▶ _Consegna_
Trascriva tutte le voci riportate di seguito in forma di elenco numerato, omettendo le righe vuote.

▶ _Materiale fornito_

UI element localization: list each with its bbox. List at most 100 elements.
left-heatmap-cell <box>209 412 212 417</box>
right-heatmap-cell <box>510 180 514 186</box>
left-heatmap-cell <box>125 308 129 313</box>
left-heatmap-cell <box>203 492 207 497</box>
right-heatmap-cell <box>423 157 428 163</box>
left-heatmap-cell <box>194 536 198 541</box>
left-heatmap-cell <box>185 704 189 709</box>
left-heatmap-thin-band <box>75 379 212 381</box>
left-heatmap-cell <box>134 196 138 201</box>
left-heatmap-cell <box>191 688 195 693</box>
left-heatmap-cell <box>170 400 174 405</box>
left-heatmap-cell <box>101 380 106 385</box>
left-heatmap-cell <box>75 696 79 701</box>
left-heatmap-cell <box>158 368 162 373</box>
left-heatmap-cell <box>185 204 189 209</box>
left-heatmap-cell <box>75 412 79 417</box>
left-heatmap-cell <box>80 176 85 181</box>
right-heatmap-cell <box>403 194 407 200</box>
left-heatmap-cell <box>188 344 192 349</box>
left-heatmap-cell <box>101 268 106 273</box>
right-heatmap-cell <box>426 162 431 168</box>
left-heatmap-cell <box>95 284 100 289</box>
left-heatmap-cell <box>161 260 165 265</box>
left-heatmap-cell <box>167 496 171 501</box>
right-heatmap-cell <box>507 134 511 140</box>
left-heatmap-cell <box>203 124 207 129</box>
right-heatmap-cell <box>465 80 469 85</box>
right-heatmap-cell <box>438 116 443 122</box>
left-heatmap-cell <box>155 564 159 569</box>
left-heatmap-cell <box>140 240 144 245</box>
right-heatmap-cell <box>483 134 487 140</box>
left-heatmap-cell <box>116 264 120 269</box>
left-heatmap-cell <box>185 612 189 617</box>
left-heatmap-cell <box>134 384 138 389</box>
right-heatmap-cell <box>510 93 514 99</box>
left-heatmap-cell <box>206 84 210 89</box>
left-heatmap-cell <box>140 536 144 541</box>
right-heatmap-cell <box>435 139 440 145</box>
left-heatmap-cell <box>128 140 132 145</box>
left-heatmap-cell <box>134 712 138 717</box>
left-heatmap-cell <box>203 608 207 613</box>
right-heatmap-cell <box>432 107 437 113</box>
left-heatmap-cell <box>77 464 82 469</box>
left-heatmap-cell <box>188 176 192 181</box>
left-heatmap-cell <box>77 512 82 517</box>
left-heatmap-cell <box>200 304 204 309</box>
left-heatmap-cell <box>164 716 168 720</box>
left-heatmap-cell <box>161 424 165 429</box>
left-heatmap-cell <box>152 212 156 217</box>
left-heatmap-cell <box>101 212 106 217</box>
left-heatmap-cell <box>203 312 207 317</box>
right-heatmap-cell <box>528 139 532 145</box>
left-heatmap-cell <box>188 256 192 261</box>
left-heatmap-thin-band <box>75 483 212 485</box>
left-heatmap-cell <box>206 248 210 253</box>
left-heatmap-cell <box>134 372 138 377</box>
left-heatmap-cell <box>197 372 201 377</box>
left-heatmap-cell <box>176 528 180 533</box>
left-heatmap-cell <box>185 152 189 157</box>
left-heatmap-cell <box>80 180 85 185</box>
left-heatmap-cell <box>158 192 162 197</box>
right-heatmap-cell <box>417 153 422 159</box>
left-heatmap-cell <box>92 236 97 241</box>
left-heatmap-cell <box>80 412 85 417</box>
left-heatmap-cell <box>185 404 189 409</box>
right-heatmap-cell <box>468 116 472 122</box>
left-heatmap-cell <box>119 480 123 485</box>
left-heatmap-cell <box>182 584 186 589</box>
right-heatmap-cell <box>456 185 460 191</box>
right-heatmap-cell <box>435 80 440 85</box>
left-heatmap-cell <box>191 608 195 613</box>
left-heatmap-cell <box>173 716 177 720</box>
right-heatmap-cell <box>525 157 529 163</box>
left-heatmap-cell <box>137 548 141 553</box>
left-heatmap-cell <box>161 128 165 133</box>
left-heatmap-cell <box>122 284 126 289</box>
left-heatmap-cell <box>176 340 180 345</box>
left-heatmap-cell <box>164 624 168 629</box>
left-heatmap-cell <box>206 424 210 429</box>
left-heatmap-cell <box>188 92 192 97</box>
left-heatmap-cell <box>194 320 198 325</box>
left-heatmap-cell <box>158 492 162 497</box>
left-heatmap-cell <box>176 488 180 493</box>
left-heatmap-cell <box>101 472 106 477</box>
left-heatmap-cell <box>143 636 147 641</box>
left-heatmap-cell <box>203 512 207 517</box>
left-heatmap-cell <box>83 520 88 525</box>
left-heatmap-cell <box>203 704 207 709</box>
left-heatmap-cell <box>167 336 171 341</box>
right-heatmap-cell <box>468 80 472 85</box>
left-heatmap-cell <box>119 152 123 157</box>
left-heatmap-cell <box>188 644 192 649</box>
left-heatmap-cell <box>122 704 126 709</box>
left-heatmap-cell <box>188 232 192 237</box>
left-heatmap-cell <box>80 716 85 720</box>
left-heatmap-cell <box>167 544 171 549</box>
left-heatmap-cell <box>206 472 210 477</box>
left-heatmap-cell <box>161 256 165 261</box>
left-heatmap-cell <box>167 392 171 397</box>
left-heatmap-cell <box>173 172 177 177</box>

▶ _Risposta_
1. UI element localization: list each with its bbox. List at most 100 elements.
2. left-heatmap-cell <box>209 412 212 417</box>
3. right-heatmap-cell <box>510 180 514 186</box>
4. left-heatmap-cell <box>125 308 129 313</box>
5. left-heatmap-cell <box>203 492 207 497</box>
6. right-heatmap-cell <box>423 157 428 163</box>
7. left-heatmap-cell <box>194 536 198 541</box>
8. left-heatmap-cell <box>185 704 189 709</box>
9. left-heatmap-thin-band <box>75 379 212 381</box>
10. left-heatmap-cell <box>134 196 138 201</box>
11. left-heatmap-cell <box>191 688 195 693</box>
12. left-heatmap-cell <box>170 400 174 405</box>
13. left-heatmap-cell <box>101 380 106 385</box>
14. left-heatmap-cell <box>75 696 79 701</box>
15. left-heatmap-cell <box>158 368 162 373</box>
16. left-heatmap-cell <box>185 204 189 209</box>
17. left-heatmap-cell <box>75 412 79 417</box>
18. left-heatmap-cell <box>80 176 85 181</box>
19. right-heatmap-cell <box>403 194 407 200</box>
20. left-heatmap-cell <box>188 344 192 349</box>
21. left-heatmap-cell <box>101 268 106 273</box>
22. right-heatmap-cell <box>426 162 431 168</box>
23. left-heatmap-cell <box>95 284 100 289</box>
24. left-heatmap-cell <box>161 260 165 265</box>
25. left-heatmap-cell <box>167 496 171 501</box>
26. right-heatmap-cell <box>507 134 511 140</box>
27. left-heatmap-cell <box>203 124 207 129</box>
28. right-heatmap-cell <box>465 80 469 85</box>
29. right-heatmap-cell <box>438 116 443 122</box>
30. left-heatmap-cell <box>155 564 159 569</box>
31. left-heatmap-cell <box>140 240 144 245</box>
32. right-heatmap-cell <box>483 134 487 140</box>
33. left-heatmap-cell <box>116 264 120 269</box>
34. left-heatmap-cell <box>185 612 189 617</box>
35. left-heatmap-cell <box>134 384 138 389</box>
36. right-heatmap-cell <box>510 93 514 99</box>
37. left-heatmap-cell <box>206 84 210 89</box>
38. left-heatmap-cell <box>140 536 144 541</box>
39. right-heatmap-cell <box>435 139 440 145</box>
40. left-heatmap-cell <box>128 140 132 145</box>
41. left-heatmap-cell <box>134 712 138 717</box>
42. left-heatmap-cell <box>203 608 207 613</box>
43. right-heatmap-cell <box>432 107 437 113</box>
44. left-heatmap-cell <box>77 464 82 469</box>
45. left-heatmap-cell <box>188 176 192 181</box>
46. left-heatmap-cell <box>77 512 82 517</box>
47. left-heatmap-cell <box>200 304 204 309</box>
48. left-heatmap-cell <box>164 716 168 720</box>
49. left-heatmap-cell <box>161 424 165 429</box>
50. left-heatmap-cell <box>152 212 156 217</box>
51. left-heatmap-cell <box>101 212 106 217</box>
52. left-heatmap-cell <box>203 312 207 317</box>
53. right-heatmap-cell <box>528 139 532 145</box>
54. left-heatmap-cell <box>188 256 192 261</box>
55. left-heatmap-thin-band <box>75 483 212 485</box>
56. left-heatmap-cell <box>206 248 210 253</box>
57. left-heatmap-cell <box>134 372 138 377</box>
58. left-heatmap-cell <box>197 372 201 377</box>
59. left-heatmap-cell <box>176 528 180 533</box>
60. left-heatmap-cell <box>185 152 189 157</box>
61. left-heatmap-cell <box>80 180 85 185</box>
62. left-heatmap-cell <box>158 192 162 197</box>
63. right-heatmap-cell <box>417 153 422 159</box>
64. left-heatmap-cell <box>92 236 97 241</box>
65. left-heatmap-cell <box>80 412 85 417</box>
66. left-heatmap-cell <box>185 404 189 409</box>
67. right-heatmap-cell <box>468 116 472 122</box>
68. left-heatmap-cell <box>119 480 123 485</box>
69. left-heatmap-cell <box>182 584 186 589</box>
70. right-heatmap-cell <box>456 185 460 191</box>
71. right-heatmap-cell <box>435 80 440 85</box>
72. left-heatmap-cell <box>191 608 195 613</box>
73. left-heatmap-cell <box>173 716 177 720</box>
74. right-heatmap-cell <box>525 157 529 163</box>
75. left-heatmap-cell <box>137 548 141 553</box>
76. left-heatmap-cell <box>161 128 165 133</box>
77. left-heatmap-cell <box>122 284 126 289</box>
78. left-heatmap-cell <box>176 340 180 345</box>
79. left-heatmap-cell <box>164 624 168 629</box>
80. left-heatmap-cell <box>206 424 210 429</box>
81. left-heatmap-cell <box>188 92 192 97</box>
82. left-heatmap-cell <box>194 320 198 325</box>
83. left-heatmap-cell <box>158 492 162 497</box>
84. left-heatmap-cell <box>176 488 180 493</box>
85. left-heatmap-cell <box>101 472 106 477</box>
86. left-heatmap-cell <box>143 636 147 641</box>
87. left-heatmap-cell <box>203 512 207 517</box>
88. left-heatmap-cell <box>83 520 88 525</box>
89. left-heatmap-cell <box>203 704 207 709</box>
90. left-heatmap-cell <box>167 336 171 341</box>
91. right-heatmap-cell <box>468 80 472 85</box>
92. left-heatmap-cell <box>119 152 123 157</box>
93. left-heatmap-cell <box>188 644 192 649</box>
94. left-heatmap-cell <box>122 704 126 709</box>
95. left-heatmap-cell <box>188 232 192 237</box>
96. left-heatmap-cell <box>80 716 85 720</box>
97. left-heatmap-cell <box>167 544 171 549</box>
98. left-heatmap-cell <box>206 472 210 477</box>
99. left-heatmap-cell <box>161 256 165 261</box>
100. left-heatmap-cell <box>167 392 171 397</box>
101. left-heatmap-cell <box>173 172 177 177</box>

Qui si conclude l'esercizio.